§ **THE PROBLEM**
Identify the lines that contain the string "this" and copy all of them.

## BEGIN RECORDS PROVIDED

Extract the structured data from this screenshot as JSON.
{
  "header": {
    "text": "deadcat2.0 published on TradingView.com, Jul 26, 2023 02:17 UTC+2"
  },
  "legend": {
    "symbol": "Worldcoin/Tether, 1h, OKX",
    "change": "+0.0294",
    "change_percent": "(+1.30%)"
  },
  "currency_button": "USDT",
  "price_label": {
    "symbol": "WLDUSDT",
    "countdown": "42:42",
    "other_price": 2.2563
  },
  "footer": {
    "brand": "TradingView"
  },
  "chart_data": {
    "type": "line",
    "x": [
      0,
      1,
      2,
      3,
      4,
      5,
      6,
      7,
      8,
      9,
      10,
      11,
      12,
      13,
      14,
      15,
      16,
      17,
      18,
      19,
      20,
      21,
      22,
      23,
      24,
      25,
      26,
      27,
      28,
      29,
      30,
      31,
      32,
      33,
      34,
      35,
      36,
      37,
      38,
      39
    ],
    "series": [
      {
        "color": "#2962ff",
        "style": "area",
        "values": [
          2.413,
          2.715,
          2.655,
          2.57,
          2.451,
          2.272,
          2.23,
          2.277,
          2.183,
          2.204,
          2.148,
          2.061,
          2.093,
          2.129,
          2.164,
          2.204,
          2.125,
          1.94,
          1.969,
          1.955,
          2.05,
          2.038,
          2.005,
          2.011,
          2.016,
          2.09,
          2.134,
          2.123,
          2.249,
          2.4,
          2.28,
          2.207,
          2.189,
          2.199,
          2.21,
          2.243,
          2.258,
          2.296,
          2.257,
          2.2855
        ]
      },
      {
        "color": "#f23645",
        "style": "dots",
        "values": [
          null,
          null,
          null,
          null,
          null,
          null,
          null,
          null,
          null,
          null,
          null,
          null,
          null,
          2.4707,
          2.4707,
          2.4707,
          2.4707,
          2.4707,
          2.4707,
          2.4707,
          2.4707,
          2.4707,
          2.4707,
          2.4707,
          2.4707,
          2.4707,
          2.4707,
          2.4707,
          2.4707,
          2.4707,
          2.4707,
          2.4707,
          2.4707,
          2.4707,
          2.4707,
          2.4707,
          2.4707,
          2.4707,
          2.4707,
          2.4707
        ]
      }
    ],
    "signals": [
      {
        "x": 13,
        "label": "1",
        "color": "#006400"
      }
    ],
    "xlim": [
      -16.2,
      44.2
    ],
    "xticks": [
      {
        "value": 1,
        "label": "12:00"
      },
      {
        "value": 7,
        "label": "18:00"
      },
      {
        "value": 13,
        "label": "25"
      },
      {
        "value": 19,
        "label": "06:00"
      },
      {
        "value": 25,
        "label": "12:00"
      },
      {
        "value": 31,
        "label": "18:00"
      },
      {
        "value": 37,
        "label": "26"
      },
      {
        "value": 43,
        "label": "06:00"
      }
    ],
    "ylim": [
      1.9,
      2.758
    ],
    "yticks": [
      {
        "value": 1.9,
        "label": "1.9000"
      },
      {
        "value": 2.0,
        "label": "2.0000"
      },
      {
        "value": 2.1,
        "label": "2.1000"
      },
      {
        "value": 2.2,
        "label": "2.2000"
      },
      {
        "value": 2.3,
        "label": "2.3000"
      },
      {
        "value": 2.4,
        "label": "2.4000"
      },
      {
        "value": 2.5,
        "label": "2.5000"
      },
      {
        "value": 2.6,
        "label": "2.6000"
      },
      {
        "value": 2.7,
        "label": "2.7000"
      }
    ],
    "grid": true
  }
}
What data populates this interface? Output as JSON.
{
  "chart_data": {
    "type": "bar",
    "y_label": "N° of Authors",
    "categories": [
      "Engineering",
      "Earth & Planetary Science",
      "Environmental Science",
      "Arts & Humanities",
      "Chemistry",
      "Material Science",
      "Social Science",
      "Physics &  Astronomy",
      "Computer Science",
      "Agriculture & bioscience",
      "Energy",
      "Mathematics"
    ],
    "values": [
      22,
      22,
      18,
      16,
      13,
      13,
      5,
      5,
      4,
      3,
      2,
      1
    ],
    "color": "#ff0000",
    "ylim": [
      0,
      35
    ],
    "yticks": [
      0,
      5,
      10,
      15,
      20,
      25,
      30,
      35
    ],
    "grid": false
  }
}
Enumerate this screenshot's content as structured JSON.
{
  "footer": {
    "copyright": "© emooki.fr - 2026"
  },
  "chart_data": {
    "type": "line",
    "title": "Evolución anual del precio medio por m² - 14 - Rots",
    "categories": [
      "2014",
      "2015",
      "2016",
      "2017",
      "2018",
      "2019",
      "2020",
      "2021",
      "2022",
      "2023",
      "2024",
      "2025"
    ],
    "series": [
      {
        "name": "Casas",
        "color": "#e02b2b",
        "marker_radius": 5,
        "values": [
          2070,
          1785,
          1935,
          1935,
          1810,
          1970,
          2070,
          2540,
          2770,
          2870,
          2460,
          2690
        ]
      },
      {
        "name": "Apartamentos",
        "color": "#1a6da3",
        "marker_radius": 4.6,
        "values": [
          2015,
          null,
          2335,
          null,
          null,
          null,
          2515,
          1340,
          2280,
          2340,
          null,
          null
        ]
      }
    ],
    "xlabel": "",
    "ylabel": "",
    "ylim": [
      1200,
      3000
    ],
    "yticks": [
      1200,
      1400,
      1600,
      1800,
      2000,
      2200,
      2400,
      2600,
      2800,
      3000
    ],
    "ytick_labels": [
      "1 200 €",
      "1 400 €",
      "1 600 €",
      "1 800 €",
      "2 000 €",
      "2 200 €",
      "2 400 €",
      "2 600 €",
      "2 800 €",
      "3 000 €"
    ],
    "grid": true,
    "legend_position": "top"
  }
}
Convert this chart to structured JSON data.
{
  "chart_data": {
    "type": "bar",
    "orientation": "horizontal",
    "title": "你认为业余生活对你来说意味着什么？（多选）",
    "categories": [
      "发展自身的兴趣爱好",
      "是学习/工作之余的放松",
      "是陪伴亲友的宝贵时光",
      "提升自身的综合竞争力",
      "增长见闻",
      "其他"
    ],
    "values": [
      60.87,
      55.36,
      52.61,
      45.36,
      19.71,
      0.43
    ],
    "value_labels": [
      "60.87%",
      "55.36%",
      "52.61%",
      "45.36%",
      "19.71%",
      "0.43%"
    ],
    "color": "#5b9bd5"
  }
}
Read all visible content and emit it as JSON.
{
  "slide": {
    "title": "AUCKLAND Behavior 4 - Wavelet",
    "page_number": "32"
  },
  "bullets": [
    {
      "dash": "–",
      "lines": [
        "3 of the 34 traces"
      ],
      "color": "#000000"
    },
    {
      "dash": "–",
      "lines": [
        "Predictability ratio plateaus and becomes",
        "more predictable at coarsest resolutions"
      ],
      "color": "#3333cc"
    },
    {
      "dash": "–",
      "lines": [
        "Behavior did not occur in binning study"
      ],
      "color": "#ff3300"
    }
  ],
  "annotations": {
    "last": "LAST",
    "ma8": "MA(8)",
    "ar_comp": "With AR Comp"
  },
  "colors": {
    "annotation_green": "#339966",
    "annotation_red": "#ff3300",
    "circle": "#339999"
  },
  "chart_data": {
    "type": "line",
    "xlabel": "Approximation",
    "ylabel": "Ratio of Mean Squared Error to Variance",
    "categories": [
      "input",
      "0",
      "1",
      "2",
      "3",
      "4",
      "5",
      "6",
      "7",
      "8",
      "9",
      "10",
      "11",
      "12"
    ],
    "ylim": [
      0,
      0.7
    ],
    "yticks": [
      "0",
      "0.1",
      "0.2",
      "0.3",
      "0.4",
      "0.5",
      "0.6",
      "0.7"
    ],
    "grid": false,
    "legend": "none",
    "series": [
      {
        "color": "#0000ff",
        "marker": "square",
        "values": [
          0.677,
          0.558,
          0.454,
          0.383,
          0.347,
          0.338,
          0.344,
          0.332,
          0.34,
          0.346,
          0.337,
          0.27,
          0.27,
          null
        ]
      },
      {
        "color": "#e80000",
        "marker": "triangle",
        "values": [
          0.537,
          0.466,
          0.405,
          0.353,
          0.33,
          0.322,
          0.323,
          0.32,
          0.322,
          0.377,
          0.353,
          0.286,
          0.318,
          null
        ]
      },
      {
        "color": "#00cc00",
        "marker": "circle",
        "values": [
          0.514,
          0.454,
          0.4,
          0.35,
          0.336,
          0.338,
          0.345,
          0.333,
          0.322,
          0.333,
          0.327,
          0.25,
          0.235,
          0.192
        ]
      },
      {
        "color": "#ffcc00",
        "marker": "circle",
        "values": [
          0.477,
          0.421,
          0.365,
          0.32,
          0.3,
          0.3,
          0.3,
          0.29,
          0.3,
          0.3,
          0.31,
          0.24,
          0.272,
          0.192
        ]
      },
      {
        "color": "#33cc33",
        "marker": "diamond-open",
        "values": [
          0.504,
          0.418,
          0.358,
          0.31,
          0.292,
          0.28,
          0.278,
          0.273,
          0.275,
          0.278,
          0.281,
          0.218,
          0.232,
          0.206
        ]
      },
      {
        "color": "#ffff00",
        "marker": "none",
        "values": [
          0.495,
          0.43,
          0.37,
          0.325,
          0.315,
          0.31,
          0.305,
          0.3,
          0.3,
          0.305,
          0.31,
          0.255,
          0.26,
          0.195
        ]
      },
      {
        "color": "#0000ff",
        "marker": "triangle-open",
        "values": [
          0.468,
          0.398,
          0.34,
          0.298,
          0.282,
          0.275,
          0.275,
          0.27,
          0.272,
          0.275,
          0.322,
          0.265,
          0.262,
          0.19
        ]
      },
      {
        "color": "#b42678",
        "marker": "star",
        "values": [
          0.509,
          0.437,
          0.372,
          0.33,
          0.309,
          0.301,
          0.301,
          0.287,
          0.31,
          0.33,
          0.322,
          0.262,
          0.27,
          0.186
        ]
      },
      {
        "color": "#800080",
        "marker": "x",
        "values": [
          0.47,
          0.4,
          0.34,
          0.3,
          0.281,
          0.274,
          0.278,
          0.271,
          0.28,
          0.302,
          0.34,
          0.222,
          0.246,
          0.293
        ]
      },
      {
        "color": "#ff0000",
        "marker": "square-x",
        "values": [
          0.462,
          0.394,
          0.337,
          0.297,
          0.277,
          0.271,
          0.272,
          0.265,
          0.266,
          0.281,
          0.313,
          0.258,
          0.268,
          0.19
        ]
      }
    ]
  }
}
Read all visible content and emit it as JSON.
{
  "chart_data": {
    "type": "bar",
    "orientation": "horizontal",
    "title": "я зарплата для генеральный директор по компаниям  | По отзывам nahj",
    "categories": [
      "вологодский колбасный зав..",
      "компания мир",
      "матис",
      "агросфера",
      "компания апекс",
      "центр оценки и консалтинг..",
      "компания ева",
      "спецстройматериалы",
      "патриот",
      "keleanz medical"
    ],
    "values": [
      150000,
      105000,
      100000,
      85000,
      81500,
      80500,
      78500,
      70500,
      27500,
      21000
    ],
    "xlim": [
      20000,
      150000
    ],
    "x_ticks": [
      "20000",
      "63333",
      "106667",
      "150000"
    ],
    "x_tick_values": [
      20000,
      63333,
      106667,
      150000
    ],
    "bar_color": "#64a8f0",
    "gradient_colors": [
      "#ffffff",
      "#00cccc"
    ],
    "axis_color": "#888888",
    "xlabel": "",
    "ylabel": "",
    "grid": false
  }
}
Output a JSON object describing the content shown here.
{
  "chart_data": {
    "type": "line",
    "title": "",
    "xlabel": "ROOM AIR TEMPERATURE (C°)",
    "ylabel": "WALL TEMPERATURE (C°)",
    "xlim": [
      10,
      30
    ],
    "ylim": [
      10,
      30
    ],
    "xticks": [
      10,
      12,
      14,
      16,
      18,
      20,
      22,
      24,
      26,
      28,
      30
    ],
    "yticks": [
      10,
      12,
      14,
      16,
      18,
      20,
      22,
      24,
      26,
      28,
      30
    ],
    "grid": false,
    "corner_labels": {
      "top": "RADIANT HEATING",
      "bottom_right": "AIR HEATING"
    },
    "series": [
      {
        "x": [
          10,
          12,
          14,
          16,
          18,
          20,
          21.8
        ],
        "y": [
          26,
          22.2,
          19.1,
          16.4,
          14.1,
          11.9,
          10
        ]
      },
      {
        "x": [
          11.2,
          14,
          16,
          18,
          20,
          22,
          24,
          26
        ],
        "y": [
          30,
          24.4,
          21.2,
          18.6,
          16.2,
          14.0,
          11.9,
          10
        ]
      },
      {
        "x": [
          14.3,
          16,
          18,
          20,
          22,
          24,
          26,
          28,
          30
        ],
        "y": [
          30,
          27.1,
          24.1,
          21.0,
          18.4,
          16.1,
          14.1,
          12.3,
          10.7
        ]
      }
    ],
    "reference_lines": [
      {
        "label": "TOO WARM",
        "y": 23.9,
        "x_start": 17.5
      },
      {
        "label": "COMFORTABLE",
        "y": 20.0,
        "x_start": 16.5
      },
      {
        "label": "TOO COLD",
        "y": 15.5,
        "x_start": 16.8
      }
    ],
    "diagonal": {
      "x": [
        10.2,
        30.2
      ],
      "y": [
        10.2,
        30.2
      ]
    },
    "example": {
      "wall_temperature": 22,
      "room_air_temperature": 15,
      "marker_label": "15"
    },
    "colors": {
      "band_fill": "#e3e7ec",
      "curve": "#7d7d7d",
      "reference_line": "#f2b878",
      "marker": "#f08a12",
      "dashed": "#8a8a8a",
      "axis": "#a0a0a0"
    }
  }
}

## END RECORDS PROVIDED

§ **EXERCISE RESULT**
Extract the structured data from this screenshot as JSON.
What data populates this interface? Output as JSON.
Enumerate this screenshot's content as structured JSON.
Convert this chart to structured JSON data.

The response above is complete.